=== Supplied data ===

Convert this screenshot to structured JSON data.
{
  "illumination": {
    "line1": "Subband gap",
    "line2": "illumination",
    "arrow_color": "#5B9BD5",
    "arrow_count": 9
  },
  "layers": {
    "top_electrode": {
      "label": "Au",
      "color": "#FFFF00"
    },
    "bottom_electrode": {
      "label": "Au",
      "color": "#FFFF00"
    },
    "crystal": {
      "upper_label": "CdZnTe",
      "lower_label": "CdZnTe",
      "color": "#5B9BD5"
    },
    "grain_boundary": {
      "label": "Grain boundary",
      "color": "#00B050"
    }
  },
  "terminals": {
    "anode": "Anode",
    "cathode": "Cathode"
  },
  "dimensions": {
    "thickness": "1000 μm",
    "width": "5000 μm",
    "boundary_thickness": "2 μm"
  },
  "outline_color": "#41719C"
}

===

Directions for this task:
What is needed here is an exact reproduction of all the entries.

Expected output:
Convert this screenshot to structured JSON data.
{
  "illumination": {
    "line1": "Subband gap",
    "line2": "illumination",
    "arrow_color": "#5B9BD5",
    "arrow_count": 9
  },
  "layers": {
    "top_electrode": {
      "label": "Au",
      "color": "#FFFF00"
    },
    "bottom_electrode": {
      "label": "Au",
      "color": "#FFFF00"
    },
    "crystal": {
      "upper_label": "CdZnTe",
      "lower_label": "CdZnTe",
      "color": "#5B9BD5"
    },
    "grain_boundary": {
      "label": "Grain boundary",
      "color": "#00B050"
    }
  },
  "terminals": {
    "anode": "Anode",
    "cathode": "Cathode"
  },
  "dimensions": {
    "thickness": "1000 μm",
    "width": "5000 μm",
    "boundary_thickness": "2 μm"
  },
  "outline_color": "#41719C"
}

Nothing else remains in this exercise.